Handelsabkommen EU-USA: Merz begrüßt Einigung – Exportverband spricht von schmerzhaftem Kompromiss

In Kürze:
- EU und USA haben sich auf eine Grundsatzvereinbarung geeinigt.
- Die EU kauft unter anderem Energie und Militärgüter von den USA und investiert zusätzlich 600 Milliarden Dollar.
- Von der Leyen nennt Trump einen harten, aber fairen Verhandler.
- Trump spricht davon, dass es nicht einfach sei, ein einheitliches Abkommen mit den 27 Mitgliedsstaaten der EU zu erreichen.
- Während Friedrich Merz die Einigung begrüßt, spricht Finanzminister Klingbeil grundsätzliche Fragen an.
Die EU und die USA haben sich auf eine Grundsatzvereinbarung zur Entschärfung des seit Monaten andauernden Zollkonflikts geeinigt.
US-Präsident Donald Trump sagt, dass die EU Energie im Wert von 750 Milliarden Dollar von den Vereinigten Staaten kaufen wird und die Zölle auf EU-Importe in die Vereinigten Staaten, einschließlich Autos, auf 15 Prozent festgelegt werden.

→ Aufgabe 1
Auf welchen Prozentsatz werden die Zölle auf EU-Importe in die Vereinigten Staaten laut dem Text zum Handelsabkommen festgelegt?
→ Aufgabe 2
Schreibe den Text zum Handelsabkommen im Anschluss an seinen letzten Satz weiter.

→ Einträge
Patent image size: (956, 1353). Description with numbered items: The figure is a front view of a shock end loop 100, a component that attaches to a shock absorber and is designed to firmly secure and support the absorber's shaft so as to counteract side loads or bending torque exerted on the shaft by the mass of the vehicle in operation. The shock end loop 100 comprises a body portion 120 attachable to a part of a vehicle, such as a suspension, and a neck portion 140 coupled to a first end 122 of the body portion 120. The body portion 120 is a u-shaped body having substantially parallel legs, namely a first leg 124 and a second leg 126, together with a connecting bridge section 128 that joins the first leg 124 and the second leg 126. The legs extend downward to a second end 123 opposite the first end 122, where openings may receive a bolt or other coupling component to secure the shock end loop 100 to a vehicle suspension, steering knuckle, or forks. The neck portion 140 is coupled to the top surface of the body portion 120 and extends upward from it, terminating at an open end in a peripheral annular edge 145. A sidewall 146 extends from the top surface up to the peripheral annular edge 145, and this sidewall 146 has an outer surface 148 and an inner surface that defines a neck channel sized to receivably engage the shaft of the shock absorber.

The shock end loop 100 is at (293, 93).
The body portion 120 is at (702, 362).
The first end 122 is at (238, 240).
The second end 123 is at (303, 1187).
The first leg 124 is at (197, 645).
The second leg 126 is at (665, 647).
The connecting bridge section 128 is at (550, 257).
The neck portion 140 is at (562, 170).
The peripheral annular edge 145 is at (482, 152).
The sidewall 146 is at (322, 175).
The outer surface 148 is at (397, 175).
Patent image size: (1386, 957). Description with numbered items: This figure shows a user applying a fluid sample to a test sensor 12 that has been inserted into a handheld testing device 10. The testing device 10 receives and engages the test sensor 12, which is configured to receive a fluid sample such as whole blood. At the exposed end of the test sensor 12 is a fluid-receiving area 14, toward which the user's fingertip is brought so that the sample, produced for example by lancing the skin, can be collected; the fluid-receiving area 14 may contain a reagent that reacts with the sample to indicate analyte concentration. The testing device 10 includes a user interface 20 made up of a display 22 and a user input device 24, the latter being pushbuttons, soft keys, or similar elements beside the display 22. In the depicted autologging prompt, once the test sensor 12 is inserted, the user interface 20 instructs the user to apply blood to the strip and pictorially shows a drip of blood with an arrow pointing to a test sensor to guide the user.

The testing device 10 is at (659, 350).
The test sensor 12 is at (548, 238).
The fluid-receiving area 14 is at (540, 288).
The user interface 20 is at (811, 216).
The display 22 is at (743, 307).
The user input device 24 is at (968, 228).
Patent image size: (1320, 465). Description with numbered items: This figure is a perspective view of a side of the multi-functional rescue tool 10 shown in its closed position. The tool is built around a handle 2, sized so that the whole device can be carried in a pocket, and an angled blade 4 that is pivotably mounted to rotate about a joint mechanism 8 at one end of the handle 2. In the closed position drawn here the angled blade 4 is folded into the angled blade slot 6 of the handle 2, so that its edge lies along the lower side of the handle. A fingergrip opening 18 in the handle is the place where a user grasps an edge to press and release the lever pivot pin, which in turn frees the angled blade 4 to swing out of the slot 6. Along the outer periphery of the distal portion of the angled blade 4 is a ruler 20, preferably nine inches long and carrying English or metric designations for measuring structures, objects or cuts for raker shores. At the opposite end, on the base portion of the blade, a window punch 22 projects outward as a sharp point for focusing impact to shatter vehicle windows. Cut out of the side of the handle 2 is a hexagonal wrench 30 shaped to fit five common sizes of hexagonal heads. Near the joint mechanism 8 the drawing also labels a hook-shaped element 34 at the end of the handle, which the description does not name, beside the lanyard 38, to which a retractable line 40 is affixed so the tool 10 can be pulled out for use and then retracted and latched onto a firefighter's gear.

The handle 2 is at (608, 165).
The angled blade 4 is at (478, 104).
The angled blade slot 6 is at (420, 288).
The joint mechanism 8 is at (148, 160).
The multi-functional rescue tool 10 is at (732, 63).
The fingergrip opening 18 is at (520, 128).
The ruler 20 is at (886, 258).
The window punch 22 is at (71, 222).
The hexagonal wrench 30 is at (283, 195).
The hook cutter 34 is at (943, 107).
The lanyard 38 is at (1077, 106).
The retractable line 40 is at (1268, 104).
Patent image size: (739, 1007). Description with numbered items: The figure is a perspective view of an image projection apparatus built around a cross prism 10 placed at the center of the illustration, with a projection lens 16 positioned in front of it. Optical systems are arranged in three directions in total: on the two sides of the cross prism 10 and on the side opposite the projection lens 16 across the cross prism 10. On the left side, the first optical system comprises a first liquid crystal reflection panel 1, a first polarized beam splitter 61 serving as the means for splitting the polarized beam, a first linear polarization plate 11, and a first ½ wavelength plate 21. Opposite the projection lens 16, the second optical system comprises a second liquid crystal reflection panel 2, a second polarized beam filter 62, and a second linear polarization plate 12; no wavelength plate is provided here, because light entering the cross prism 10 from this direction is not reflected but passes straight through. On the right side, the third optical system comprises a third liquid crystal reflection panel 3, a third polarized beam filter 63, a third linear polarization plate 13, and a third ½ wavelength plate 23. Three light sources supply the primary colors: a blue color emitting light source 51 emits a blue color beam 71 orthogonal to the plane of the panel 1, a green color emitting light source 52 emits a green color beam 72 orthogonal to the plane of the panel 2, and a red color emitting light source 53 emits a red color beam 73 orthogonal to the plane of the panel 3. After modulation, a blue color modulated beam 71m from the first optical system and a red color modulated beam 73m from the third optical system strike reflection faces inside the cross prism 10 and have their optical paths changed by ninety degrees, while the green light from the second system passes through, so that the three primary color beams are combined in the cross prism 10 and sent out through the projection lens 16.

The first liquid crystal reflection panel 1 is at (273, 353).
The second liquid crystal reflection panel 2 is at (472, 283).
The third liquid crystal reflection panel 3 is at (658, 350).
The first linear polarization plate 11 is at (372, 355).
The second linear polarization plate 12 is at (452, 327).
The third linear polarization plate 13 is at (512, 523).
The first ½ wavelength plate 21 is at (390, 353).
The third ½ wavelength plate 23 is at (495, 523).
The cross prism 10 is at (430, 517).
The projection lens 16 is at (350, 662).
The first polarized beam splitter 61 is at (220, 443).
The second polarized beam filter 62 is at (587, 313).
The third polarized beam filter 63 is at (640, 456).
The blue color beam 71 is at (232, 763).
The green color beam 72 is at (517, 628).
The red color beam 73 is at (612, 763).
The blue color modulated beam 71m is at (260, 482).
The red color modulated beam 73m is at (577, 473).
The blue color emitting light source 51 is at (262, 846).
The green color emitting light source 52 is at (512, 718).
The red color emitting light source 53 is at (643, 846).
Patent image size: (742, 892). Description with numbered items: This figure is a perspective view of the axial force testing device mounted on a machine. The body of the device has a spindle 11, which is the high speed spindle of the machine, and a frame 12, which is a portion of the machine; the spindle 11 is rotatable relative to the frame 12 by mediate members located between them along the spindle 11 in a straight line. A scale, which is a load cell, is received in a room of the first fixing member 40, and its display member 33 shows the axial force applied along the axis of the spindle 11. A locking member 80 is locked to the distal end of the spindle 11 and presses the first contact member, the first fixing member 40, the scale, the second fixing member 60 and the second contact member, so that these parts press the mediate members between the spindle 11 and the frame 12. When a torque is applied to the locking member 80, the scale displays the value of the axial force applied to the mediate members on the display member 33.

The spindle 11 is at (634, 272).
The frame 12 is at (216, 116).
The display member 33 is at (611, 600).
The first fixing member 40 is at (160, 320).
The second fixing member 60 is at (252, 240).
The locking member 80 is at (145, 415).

→ Ergebnis 1
Auf 15 Prozent, einschließlich Autos.

→ Ergebnis 2
Außerdem investiert die EU über ihre derzeitigen Vorhaben in den USA hinaus weitere 600 Milliarden Dollar und wird US-Militärgüter kaufen.
„Der Ausgangspunkt war ein Ungleichgewicht, ein Überschuss auf unserer Seite und ein Defizit auf der Seite der USA“, sagte EU-Kommissionspräsidentin Ursula von der Leyen während des Treffens.
„Wir wollten die Handelsbeziehungen wieder ins Gleichgewicht bringen, und zwar so, dass der Handel zwischen uns beiden über den Atlantik hinweg weitergeht.“ Im Jahr 2024 hatten die USA ein Warenhandelsdefizit von 235,6 Milliarden Dollar mit der EU, 12,9 Prozent mehr als 2023.
Trump: Wir haben eine Einigung erzielt
„Wir haben eine Einigung erzielt. Es ist ein gutes Abkommen für alle“, sagte Trump am Sonntag nach einem Treffen mit von der Leyen in seinem Golf-Resort im schottischen Turnberry. Es handele sich um einen „gigantischen Deal mit vielen Ländern“, da die EU 27 Mitgliedsstaaten habe, und er räumte ein, dass es „nicht einfach“ sei, ein einheitliches Abkommen zwischen ihnen allen zu erreichen.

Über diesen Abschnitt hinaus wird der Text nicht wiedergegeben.